### What you will do
Please set down the whole listing again, precisely.

=== Begin Enclosure ===

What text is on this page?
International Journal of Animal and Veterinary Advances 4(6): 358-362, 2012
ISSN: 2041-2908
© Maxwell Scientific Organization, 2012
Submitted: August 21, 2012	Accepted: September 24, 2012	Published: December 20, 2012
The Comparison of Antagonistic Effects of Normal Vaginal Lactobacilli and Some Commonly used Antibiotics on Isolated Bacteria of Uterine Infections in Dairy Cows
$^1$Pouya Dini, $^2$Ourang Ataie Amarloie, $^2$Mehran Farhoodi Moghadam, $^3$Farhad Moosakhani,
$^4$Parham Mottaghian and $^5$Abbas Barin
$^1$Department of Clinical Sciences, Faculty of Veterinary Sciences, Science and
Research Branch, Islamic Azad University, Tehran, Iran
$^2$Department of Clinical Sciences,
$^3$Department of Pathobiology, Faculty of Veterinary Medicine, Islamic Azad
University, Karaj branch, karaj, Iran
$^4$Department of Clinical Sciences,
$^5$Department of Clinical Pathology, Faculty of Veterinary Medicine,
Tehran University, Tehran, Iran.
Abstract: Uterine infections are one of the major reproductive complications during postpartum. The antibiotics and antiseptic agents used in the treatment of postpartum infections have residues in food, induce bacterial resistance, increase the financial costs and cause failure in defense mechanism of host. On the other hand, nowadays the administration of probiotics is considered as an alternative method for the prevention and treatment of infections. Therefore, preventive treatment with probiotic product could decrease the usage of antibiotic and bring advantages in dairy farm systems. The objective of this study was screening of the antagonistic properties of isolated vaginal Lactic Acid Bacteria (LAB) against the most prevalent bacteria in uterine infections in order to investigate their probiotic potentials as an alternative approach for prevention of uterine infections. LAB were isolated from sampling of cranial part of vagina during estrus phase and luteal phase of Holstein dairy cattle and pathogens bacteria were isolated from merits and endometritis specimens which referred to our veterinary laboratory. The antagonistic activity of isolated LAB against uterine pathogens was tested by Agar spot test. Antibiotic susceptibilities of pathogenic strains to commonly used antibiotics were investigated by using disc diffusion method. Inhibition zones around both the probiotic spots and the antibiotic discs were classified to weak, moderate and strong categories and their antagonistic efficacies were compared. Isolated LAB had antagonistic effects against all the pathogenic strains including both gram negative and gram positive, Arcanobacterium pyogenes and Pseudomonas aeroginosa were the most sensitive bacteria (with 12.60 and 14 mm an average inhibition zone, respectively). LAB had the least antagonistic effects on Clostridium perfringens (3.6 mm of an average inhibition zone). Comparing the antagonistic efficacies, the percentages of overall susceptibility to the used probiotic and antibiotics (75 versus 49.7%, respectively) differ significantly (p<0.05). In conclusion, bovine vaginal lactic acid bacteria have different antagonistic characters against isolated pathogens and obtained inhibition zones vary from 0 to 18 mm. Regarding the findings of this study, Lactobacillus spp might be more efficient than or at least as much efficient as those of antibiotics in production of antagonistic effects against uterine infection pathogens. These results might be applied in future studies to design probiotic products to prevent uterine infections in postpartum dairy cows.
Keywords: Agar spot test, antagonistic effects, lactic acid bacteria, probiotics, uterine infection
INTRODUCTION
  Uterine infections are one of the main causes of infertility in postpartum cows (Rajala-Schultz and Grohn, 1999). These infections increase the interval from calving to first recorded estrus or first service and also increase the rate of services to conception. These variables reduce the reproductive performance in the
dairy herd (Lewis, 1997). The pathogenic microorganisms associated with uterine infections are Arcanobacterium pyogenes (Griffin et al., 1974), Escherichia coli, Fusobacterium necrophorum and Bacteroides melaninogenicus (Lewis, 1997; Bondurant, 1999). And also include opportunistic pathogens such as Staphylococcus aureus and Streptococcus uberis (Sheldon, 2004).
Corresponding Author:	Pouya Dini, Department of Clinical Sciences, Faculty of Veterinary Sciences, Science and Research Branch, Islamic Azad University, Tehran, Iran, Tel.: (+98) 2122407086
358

=== End Enclosure ===

### Written answer
What text is on this page?
International Journal of Animal and Veterinary Advances 4(6): 358-362, 2012
ISSN: 2041-2908
© Maxwell Scientific Organization, 2012
Submitted: August 21, 2012	Accepted: September 24, 2012	Published: December 20, 2012
The Comparison of Antagonistic Effects of Normal Vaginal Lactobacilli and Some Commonly used Antibiotics on Isolated Bacteria of Uterine Infections in Dairy Cows
$^1$Pouya Dini, $^2$Ourang Ataie Amarloie, $^2$Mehran Farhoodi Moghadam, $^3$Farhad Moosakhani,
$^4$Parham Mottaghian and $^5$Abbas Barin
$^1$Department of Clinical Sciences, Faculty of Veterinary Sciences, Science and
Research Branch, Islamic Azad University, Tehran, Iran
$^2$Department of Clinical Sciences,
$^3$Department of Pathobiology, Faculty of Veterinary Medicine, Islamic Azad
University, Karaj branch, karaj, Iran
$^4$Department of Clinical Sciences,
$^5$Department of Clinical Pathology, Faculty of Veterinary Medicine,
Tehran University, Tehran, Iran.
Abstract: Uterine infections are one of the major reproductive complications during postpartum. The antibiotics and antiseptic agents used in the treatment of postpartum infections have residues in food, induce bacterial resistance, increase the financial costs and cause failure in defense mechanism of host. On the other hand, nowadays the administration of probiotics is considered as an alternative method for the prevention and treatment of infections. Therefore, preventive treatment with probiotic product could decrease the usage of antibiotic and bring advantages in dairy farm systems. The objective of this study was screening of the antagonistic properties of isolated vaginal Lactic Acid Bacteria (LAB) against the most prevalent bacteria in uterine infections in order to investigate their probiotic potentials as an alternative approach for prevention of uterine infections. LAB were isolated from sampling of cranial part of vagina during estrus phase and luteal phase of Holstein dairy cattle and pathogens bacteria were isolated from merits and endometritis specimens which referred to our veterinary laboratory. The antagonistic activity of isolated LAB against uterine pathogens was tested by Agar spot test. Antibiotic susceptibilities of pathogenic strains to commonly used antibiotics were investigated by using disc diffusion method. Inhibition zones around both the probiotic spots and the antibiotic discs were classified to weak, moderate and strong categories and their antagonistic efficacies were compared. Isolated LAB had antagonistic effects against all the pathogenic strains including both gram negative and gram positive, Arcanobacterium pyogenes and Pseudomonas aeroginosa were the most sensitive bacteria (with 12.60 and 14 mm an average inhibition zone, respectively). LAB had the least antagonistic effects on Clostridium perfringens (3.6 mm of an average inhibition zone). Comparing the antagonistic efficacies, the percentages of overall susceptibility to the used probiotic and antibiotics (75 versus 49.7%, respectively) differ significantly (p<0.05). In conclusion, bovine vaginal lactic acid bacteria have different antagonistic characters against isolated pathogens and obtained inhibition zones vary from 0 to 18 mm. Regarding the findings of this study, Lactobacillus spp might be more efficient than or at least as much efficient as those of antibiotics in production of antagonistic effects against uterine infection pathogens. These results might be applied in future studies to design probiotic products to prevent uterine infections in postpartum dairy cows.
Keywords: Agar spot test, antagonistic effects, lactic acid bacteria, probiotics, uterine infection
INTRODUCTION
  Uterine infections are one of the main causes of infertility in postpartum cows (Rajala-Schultz and Grohn, 1999). These infections increase the interval from calving to first recorded estrus or first service and also increase the rate of services to conception. These variables reduce the reproductive performance in the
dairy herd (Lewis, 1997). The pathogenic microorganisms associated with uterine infections are Arcanobacterium pyogenes (Griffin et al., 1974), Escherichia coli, Fusobacterium necrophorum and Bacteroides melaninogenicus (Lewis, 1997; Bondurant, 1999). And also include opportunistic pathogens such as Staphylococcus aureus and Streptococcus uberis (Sheldon, 2004).
Corresponding Author:	Pouya Dini, Department of Clinical Sciences, Faculty of Veterinary Sciences, Science and Research Branch, Islamic Azad University, Tehran, Iran, Tel.: (+98) 2122407086
358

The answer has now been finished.